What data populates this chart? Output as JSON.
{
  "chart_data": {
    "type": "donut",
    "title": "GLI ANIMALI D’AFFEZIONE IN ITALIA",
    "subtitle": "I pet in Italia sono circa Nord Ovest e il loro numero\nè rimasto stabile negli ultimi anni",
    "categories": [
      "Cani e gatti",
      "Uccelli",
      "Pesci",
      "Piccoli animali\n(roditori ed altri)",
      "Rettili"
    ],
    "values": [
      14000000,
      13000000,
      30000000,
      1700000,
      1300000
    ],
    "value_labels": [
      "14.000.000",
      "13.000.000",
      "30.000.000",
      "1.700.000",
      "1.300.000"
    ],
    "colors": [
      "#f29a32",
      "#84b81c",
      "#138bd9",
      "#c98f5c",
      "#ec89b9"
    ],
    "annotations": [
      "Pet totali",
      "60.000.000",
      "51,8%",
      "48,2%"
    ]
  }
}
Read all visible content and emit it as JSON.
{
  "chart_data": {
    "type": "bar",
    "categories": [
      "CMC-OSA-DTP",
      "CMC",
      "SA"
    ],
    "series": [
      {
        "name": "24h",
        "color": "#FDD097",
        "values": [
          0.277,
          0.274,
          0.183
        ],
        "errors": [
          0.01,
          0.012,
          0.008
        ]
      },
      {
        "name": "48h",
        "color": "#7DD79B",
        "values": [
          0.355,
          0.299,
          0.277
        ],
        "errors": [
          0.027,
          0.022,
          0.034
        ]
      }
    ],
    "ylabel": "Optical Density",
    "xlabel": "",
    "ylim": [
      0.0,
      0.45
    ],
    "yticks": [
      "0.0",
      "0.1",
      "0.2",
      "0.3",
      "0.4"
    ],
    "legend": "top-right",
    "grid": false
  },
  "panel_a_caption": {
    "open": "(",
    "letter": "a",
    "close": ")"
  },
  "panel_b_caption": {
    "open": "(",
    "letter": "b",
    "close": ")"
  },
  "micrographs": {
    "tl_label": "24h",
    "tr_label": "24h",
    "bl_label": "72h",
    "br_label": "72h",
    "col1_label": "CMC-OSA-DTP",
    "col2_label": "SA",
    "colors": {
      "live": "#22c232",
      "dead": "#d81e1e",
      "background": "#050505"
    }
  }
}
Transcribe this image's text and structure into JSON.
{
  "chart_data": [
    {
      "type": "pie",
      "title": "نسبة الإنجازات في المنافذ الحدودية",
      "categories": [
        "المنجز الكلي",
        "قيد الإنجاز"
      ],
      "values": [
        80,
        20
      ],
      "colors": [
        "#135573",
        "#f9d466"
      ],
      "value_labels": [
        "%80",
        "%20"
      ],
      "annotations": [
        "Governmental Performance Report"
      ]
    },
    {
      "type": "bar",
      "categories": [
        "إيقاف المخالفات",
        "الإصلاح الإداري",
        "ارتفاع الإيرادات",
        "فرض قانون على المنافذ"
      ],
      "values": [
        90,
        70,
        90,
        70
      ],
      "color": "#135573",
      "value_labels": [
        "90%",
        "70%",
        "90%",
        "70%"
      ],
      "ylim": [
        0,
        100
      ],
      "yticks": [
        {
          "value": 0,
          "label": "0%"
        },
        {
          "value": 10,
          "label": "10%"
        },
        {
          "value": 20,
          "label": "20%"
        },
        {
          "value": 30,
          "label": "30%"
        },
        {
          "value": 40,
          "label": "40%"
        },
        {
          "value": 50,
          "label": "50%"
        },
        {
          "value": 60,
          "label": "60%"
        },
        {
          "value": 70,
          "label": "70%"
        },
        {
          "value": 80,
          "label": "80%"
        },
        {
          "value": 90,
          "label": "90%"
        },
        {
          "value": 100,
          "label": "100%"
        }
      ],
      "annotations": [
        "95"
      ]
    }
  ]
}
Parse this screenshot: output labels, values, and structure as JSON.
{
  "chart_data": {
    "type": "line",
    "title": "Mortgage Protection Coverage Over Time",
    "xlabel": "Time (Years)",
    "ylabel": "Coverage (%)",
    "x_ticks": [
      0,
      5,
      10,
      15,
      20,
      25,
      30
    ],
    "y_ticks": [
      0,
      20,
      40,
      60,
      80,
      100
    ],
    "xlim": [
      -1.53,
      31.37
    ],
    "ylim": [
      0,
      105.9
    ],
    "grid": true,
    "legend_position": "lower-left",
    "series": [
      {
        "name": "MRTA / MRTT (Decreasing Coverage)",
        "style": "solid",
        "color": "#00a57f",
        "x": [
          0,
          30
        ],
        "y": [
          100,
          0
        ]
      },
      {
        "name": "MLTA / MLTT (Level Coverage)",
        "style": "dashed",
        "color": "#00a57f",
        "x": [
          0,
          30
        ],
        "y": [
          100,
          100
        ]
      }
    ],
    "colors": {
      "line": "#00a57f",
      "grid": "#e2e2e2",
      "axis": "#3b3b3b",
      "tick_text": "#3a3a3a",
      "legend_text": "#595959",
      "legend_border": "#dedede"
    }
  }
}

• **EXERCISE TASK**: Using the listing above, gather each line that holds the string "structure" and copy it.

• **EXERCISE ANSWER**:
Transcribe this image's text and structure into JSON.
Parse this screenshot: output labels, values, and structure as JSON.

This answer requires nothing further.